* [Directions]:
Find the string "μορφή" in the data, then copy every line where it is found.

* [Data listing]:
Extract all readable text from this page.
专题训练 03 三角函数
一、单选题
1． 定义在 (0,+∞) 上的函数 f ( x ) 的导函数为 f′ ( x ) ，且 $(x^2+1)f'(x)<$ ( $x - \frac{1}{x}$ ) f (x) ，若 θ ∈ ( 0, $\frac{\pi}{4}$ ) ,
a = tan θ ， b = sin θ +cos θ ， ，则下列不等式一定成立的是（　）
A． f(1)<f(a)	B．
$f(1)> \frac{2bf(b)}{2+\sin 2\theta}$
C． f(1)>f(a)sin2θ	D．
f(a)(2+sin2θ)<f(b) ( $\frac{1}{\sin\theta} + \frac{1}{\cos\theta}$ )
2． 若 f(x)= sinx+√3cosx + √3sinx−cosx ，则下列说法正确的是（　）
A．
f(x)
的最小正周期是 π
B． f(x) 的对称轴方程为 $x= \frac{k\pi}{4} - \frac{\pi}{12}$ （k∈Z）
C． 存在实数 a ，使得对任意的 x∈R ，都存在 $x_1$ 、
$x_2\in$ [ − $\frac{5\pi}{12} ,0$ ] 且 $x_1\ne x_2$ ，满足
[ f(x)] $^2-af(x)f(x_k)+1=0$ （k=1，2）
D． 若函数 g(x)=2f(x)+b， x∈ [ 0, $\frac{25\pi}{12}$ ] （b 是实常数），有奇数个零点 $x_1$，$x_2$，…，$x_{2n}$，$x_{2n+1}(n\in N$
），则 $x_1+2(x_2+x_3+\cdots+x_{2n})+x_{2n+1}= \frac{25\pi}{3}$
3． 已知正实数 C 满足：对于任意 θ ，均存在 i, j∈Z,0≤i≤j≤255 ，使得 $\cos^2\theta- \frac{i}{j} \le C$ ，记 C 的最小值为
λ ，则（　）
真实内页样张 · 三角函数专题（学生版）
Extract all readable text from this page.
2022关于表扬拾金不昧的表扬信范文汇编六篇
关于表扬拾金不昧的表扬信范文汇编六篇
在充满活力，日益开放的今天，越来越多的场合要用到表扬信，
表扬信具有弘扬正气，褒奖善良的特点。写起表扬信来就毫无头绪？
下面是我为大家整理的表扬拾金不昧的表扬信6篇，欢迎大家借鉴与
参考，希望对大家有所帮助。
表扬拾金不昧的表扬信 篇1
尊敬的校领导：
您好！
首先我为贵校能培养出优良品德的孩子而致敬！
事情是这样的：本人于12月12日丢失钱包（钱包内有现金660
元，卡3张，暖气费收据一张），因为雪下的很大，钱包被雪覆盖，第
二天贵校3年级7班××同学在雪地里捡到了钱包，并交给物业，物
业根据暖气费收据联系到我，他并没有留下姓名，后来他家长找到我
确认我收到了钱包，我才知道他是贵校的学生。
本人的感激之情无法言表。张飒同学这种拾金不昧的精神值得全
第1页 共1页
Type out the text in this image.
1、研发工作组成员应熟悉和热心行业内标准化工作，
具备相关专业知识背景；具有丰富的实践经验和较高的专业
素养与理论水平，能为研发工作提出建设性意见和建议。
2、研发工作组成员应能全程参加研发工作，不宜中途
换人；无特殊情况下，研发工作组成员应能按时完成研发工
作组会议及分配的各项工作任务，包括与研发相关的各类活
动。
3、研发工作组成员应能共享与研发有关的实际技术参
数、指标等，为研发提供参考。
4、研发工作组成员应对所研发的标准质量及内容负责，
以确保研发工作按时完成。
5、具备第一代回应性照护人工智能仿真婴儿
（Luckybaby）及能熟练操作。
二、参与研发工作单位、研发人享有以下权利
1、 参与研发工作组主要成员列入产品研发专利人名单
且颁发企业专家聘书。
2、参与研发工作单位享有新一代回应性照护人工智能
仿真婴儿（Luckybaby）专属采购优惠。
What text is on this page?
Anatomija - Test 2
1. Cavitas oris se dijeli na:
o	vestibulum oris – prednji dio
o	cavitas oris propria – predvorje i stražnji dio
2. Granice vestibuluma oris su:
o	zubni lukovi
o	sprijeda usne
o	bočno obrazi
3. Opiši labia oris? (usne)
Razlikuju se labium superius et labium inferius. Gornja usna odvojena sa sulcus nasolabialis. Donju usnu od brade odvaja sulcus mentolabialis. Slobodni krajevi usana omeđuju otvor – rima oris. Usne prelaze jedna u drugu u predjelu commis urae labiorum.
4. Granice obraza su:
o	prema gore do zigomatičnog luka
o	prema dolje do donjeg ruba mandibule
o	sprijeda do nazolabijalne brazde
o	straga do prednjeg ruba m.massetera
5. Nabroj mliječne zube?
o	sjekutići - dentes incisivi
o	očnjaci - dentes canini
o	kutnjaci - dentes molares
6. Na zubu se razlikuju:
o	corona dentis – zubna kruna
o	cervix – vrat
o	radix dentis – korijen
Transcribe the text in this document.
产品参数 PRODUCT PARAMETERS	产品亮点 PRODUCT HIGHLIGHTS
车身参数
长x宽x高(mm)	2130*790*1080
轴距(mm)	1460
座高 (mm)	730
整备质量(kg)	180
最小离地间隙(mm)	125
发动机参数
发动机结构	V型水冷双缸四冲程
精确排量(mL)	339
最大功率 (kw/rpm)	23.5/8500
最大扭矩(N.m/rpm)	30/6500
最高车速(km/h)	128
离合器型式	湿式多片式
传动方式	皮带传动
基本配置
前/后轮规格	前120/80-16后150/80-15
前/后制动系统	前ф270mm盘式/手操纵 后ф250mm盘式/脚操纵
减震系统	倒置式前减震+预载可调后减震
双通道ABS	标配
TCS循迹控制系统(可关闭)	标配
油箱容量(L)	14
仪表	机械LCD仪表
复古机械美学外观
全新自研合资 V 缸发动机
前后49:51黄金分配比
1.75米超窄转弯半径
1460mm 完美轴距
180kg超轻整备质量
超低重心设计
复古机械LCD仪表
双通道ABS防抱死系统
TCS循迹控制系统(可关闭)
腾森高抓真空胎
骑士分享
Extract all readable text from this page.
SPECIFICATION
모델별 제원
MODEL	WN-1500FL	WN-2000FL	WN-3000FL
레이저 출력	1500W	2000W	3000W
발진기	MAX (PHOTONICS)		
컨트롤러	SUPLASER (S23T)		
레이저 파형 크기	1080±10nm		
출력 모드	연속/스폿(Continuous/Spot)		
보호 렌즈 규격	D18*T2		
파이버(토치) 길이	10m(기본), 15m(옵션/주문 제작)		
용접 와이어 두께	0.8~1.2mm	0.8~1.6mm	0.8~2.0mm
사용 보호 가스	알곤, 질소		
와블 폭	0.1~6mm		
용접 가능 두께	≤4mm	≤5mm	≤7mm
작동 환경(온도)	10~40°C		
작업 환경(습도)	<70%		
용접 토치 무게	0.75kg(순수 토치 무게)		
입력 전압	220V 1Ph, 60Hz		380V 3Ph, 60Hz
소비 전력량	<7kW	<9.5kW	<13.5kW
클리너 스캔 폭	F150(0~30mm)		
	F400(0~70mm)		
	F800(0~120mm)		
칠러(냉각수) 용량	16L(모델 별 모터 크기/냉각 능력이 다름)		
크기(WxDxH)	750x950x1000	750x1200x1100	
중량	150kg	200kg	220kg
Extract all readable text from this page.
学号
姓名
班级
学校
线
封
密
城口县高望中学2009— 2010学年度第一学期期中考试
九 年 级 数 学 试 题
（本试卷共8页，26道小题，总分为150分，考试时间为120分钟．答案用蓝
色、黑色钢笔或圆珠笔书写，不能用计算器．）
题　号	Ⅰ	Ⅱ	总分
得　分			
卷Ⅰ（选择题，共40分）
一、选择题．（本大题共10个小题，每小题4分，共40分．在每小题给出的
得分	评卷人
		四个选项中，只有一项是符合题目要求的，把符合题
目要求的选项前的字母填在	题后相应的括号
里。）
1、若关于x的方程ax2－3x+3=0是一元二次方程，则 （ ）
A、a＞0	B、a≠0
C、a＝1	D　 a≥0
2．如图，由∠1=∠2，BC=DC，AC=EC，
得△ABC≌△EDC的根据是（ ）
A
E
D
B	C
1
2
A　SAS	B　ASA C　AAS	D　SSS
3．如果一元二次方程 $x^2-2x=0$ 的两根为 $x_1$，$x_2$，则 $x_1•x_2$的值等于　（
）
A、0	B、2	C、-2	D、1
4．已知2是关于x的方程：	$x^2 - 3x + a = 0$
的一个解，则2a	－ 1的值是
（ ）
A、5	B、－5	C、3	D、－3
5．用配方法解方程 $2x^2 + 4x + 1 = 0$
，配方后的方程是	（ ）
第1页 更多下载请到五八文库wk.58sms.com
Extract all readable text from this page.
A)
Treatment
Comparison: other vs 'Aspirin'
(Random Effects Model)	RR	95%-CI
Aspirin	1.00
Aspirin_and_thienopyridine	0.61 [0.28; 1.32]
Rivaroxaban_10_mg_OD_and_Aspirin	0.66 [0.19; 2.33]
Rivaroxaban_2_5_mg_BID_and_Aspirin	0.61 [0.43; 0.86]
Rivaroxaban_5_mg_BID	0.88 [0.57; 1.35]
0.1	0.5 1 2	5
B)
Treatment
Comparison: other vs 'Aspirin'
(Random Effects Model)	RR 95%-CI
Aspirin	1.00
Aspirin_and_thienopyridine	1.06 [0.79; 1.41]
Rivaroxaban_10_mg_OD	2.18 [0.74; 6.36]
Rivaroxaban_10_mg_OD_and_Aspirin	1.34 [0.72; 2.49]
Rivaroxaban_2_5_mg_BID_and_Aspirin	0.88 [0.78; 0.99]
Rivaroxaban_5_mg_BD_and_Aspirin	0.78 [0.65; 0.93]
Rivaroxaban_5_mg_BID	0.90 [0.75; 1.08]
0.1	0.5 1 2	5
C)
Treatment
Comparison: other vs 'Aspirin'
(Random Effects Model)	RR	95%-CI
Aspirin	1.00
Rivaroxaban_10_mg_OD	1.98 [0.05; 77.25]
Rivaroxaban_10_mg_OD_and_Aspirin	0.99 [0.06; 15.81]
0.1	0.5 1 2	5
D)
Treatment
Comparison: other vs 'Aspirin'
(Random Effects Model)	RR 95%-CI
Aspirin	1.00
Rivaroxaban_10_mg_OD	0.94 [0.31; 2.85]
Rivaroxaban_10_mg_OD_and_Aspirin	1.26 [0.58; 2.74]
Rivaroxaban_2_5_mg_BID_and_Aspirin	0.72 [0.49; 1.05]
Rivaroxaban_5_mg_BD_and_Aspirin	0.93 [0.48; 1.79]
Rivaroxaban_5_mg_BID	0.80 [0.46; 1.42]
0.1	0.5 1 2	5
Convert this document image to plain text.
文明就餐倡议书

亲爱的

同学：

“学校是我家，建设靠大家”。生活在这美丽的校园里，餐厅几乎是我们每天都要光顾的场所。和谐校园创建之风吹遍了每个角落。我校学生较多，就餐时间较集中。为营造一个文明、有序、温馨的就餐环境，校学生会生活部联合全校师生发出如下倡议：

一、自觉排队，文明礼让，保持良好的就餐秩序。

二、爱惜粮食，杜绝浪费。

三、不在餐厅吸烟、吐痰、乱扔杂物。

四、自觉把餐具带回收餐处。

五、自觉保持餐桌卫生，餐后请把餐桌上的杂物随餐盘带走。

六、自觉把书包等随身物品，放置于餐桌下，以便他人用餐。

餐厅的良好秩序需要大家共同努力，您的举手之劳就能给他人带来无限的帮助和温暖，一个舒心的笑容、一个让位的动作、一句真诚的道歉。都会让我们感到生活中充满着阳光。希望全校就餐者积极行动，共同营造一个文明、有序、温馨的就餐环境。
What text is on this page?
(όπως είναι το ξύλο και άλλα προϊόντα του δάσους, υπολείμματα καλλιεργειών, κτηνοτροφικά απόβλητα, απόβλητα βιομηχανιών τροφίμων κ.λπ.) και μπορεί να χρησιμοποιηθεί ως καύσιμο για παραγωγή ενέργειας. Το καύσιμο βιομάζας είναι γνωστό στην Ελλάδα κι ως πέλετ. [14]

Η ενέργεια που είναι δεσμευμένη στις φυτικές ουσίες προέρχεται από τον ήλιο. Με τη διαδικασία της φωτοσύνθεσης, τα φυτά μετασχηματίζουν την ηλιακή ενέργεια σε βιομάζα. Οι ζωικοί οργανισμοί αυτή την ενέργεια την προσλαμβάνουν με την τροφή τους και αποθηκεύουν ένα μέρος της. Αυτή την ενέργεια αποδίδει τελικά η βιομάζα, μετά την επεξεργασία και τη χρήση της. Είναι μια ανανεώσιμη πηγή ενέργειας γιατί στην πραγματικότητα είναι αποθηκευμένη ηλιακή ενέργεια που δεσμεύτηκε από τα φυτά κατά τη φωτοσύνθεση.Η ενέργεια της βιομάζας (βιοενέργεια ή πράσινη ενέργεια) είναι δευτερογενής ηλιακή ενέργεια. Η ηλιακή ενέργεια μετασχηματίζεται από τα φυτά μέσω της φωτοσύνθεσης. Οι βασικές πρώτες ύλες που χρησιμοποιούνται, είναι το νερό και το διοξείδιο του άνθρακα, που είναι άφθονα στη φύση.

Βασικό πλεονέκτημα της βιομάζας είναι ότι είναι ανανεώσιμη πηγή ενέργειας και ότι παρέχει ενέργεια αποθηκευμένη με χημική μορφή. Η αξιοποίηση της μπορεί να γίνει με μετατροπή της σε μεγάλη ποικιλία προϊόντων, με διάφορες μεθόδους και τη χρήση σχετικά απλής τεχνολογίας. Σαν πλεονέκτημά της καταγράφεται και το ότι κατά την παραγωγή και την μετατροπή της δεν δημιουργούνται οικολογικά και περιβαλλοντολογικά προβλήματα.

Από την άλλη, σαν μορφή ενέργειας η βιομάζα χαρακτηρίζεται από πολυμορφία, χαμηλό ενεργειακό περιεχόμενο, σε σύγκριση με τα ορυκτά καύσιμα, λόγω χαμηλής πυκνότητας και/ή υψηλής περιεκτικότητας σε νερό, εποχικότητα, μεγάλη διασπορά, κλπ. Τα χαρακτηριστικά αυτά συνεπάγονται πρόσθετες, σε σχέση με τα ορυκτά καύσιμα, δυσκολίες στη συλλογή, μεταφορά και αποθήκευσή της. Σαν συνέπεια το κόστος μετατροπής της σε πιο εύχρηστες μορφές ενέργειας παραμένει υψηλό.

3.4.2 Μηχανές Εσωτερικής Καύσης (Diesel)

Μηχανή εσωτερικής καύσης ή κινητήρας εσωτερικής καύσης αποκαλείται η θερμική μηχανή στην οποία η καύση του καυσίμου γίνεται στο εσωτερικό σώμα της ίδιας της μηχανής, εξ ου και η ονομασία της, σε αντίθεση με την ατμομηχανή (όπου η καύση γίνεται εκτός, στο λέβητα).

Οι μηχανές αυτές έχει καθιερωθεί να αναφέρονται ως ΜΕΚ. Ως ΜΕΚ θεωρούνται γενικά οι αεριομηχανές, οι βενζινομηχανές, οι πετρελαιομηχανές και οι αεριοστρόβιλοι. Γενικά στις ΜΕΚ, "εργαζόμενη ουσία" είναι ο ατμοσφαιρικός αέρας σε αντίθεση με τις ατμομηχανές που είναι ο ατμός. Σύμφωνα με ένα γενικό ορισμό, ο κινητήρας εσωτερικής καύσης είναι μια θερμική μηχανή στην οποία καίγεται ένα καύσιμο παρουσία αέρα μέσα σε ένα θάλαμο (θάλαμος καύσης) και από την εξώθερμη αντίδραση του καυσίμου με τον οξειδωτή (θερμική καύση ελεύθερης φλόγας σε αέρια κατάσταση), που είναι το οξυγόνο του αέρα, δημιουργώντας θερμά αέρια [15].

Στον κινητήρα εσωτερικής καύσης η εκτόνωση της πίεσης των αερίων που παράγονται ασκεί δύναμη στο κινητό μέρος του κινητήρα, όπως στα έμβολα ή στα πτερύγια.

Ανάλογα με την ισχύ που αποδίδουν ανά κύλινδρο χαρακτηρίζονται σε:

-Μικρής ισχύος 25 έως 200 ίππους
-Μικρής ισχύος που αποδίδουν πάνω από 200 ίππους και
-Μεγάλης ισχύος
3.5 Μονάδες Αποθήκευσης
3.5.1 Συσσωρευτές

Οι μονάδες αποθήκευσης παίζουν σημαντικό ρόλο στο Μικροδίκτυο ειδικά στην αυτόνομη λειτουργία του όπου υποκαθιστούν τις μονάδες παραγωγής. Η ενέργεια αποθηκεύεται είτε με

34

* [Final answer]:
Βασικό πλεονέκτημα της βιομάζας είναι ότι είναι ανανεώσιμη πηγή ενέργειας και ότι παρέχει ενέργεια αποθηκευμένη με χημική μορφή. Η αξιοποίηση της μπορεί να γίνει με μετατροπή της σε μεγάλη ποικιλία προϊόντων, με διάφορες μεθόδους και τη χρήση σχετικά απλής τεχνολογίας. Σαν πλεονέκτημά της καταγράφεται και το ότι κατά την παραγωγή και την μετατροπή της δεν δημιουργούνται οικολογικά και περιβαλλοντολογικά προβλήματα.
Από την άλλη, σαν μορφή ενέργειας η βιομάζα χαρακτηρίζεται από πολυμορφία, χαμηλό ενεργειακό περιεχόμενο, σε σύγκριση με τα ορυκτά καύσιμα, λόγω χαμηλής πυκνότητας και/ή υψηλής περιεκτικότητας σε νερό, εποχικότητα, μεγάλη διασπορά, κλπ. Τα χαρακτηριστικά αυτά συνεπάγονται πρόσθετες, σε σχέση με τα ορυκτά καύσιμα, δυσκολίες στη συλλογή, μεταφορά και αποθήκευσή της. Σαν συνέπεια το κόστος μετατροπής της σε πιο εύχρηστες μορφές ενέργειας παραμένει υψηλό.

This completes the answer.